**PROMPT**.
Copy, from the entries below, each line in which the string "saved" appears.

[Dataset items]
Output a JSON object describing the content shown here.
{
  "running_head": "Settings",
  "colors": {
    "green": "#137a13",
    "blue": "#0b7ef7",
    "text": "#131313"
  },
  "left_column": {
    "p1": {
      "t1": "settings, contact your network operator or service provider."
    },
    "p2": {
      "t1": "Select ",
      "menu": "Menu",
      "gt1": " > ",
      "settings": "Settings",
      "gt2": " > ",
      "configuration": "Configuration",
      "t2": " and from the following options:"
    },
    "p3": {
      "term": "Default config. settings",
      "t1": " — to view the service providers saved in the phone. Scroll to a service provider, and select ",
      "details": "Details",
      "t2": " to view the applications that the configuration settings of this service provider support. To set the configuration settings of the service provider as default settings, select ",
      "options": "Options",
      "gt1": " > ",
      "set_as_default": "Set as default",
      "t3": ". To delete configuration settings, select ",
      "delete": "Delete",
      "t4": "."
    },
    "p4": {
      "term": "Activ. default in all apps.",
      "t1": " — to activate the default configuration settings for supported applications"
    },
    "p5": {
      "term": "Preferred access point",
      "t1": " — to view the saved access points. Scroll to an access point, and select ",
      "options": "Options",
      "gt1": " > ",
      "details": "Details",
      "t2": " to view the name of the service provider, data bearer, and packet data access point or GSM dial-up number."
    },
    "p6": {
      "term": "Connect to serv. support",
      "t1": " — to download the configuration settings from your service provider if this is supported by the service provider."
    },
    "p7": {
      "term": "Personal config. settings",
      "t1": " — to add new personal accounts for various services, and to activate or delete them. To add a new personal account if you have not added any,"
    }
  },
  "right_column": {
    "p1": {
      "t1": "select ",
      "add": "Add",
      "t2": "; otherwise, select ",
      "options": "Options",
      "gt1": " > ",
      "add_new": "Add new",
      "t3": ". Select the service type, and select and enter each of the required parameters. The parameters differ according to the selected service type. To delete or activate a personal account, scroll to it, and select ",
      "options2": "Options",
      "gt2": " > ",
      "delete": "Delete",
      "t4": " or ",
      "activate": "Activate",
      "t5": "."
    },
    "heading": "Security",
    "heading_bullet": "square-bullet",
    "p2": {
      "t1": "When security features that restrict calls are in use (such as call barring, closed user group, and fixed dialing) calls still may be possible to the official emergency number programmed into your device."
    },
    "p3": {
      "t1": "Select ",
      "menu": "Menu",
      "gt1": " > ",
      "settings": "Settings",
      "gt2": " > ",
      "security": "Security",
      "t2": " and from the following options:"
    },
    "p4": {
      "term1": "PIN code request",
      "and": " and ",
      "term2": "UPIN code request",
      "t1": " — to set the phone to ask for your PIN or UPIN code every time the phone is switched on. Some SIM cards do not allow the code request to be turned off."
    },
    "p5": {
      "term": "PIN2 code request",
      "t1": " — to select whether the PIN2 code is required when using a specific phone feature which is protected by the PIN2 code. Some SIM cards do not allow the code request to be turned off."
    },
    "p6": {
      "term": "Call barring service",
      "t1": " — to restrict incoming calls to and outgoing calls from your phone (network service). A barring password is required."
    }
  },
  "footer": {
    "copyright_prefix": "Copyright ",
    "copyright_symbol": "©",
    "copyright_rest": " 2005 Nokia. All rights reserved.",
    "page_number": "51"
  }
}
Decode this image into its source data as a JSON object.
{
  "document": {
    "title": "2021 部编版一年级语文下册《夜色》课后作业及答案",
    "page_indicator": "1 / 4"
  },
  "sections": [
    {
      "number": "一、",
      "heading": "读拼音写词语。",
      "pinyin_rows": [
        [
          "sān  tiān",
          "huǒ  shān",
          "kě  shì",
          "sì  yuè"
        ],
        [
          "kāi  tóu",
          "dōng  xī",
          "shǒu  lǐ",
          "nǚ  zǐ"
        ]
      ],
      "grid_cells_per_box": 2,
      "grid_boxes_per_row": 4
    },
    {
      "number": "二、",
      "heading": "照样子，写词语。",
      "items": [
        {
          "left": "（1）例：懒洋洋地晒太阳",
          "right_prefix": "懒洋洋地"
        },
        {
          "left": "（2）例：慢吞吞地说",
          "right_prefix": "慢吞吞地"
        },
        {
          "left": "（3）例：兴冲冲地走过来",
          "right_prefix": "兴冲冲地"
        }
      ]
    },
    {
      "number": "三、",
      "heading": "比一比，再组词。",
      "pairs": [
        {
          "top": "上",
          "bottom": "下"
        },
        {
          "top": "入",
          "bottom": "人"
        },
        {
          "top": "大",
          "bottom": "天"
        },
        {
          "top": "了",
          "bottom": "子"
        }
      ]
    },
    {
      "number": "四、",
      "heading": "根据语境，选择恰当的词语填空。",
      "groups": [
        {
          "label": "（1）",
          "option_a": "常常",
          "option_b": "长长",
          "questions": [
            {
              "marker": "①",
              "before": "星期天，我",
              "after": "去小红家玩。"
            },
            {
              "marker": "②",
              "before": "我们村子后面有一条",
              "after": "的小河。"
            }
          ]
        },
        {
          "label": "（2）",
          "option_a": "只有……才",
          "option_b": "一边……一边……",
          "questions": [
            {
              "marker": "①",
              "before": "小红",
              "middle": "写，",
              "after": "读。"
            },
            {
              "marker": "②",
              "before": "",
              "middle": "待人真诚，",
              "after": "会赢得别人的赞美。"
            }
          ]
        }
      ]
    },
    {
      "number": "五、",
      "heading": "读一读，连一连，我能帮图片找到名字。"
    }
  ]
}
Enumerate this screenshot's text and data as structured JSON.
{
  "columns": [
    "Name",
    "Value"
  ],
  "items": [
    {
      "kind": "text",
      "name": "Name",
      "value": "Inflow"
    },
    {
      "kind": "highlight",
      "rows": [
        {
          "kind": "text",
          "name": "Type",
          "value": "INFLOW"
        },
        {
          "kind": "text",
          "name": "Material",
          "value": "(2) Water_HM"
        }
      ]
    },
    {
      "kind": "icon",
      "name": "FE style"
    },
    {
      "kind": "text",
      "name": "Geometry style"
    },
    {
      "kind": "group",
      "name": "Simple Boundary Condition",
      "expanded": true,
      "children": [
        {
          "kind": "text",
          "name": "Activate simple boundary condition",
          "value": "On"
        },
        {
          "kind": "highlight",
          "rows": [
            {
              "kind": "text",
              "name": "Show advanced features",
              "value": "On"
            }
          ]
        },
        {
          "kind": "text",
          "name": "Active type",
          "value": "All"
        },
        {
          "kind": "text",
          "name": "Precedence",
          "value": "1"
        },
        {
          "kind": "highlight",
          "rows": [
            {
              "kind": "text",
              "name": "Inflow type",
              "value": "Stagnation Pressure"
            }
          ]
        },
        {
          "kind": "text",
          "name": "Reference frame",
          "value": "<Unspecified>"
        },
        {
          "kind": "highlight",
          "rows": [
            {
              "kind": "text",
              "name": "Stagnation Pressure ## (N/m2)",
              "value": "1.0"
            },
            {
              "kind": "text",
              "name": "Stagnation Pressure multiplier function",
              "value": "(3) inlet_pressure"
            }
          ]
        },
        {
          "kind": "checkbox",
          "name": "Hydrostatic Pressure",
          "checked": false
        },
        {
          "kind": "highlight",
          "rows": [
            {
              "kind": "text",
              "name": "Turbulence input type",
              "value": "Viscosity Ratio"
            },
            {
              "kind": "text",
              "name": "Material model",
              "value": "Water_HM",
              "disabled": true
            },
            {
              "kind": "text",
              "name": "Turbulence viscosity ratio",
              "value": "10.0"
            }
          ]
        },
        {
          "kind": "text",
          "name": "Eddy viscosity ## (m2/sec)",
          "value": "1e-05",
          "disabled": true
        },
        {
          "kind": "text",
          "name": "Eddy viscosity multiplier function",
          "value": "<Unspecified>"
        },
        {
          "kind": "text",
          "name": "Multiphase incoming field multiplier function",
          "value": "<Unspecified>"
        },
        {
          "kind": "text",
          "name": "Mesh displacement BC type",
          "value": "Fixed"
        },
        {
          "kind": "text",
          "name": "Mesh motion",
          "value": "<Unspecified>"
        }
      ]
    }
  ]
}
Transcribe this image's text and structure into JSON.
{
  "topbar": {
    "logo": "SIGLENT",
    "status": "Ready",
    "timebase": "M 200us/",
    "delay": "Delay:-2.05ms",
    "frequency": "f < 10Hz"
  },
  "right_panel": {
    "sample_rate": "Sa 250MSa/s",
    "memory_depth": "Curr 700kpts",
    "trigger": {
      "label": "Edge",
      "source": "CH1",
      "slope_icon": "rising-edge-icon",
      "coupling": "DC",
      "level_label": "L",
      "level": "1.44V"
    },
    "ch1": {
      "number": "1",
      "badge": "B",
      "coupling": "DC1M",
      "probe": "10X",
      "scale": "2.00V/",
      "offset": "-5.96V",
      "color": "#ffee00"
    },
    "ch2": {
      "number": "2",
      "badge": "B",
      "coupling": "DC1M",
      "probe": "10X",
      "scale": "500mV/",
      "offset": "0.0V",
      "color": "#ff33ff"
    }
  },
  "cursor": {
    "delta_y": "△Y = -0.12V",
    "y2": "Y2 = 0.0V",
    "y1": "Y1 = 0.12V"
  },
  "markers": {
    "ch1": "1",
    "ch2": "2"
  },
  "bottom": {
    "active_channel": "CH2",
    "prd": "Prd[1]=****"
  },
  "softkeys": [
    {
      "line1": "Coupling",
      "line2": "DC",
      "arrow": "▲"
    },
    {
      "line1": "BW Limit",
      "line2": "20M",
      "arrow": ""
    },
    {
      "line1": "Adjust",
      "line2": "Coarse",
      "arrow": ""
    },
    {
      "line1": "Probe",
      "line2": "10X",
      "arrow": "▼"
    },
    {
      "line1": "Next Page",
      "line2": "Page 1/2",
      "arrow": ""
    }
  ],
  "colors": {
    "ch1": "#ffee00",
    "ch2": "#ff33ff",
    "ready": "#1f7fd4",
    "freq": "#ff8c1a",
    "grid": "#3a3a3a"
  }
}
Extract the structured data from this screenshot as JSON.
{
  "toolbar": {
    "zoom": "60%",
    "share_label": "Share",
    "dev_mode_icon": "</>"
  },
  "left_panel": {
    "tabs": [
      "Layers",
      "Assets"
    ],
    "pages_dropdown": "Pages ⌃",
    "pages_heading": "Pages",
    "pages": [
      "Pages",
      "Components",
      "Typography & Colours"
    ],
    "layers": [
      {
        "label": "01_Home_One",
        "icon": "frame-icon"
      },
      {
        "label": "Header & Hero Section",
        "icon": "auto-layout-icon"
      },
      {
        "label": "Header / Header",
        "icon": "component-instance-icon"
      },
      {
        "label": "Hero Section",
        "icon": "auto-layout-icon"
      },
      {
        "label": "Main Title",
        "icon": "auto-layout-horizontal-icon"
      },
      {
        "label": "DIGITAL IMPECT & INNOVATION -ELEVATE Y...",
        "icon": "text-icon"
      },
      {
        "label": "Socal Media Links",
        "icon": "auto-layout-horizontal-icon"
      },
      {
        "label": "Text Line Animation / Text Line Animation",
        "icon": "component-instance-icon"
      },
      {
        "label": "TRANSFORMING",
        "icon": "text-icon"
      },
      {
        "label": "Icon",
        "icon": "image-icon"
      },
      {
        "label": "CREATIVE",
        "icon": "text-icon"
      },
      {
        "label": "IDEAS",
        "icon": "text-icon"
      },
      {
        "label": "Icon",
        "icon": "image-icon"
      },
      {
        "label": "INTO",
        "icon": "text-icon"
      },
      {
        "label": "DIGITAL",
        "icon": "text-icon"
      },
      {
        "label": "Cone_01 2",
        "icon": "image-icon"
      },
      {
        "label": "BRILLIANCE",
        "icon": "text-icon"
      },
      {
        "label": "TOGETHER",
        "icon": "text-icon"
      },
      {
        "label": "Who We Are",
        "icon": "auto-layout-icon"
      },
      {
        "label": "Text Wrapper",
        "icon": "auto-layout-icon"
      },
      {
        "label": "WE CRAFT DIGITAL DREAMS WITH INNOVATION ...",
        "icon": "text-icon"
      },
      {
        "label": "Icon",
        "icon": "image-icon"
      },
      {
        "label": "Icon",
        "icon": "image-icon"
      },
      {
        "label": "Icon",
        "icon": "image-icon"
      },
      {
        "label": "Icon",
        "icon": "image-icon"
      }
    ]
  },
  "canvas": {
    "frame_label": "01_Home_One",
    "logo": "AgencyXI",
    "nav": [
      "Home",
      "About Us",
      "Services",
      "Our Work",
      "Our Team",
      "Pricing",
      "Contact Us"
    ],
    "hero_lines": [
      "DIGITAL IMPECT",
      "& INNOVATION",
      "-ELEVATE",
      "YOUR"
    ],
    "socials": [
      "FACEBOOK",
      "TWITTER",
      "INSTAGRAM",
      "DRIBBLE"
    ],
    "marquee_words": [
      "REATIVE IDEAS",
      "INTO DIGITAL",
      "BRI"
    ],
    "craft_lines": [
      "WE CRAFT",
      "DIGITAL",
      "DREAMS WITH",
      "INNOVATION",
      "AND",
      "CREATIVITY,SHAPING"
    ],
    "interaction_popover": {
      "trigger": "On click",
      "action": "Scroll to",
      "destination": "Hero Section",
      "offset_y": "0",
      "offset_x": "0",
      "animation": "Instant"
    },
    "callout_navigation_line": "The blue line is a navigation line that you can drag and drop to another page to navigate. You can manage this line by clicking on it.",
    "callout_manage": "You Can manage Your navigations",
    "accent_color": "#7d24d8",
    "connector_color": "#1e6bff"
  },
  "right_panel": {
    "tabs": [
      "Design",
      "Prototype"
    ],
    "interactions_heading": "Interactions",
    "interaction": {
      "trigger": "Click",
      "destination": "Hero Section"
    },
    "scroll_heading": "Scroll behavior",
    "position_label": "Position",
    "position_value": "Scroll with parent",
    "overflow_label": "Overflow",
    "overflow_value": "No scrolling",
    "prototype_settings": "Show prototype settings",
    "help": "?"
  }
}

**THE REPLY**.
      "t1": " — to view the service providers saved in the phone. Scroll to a service provider, and select ",
      "t1": " — to view the saved access points. Scroll to an access point, and select ",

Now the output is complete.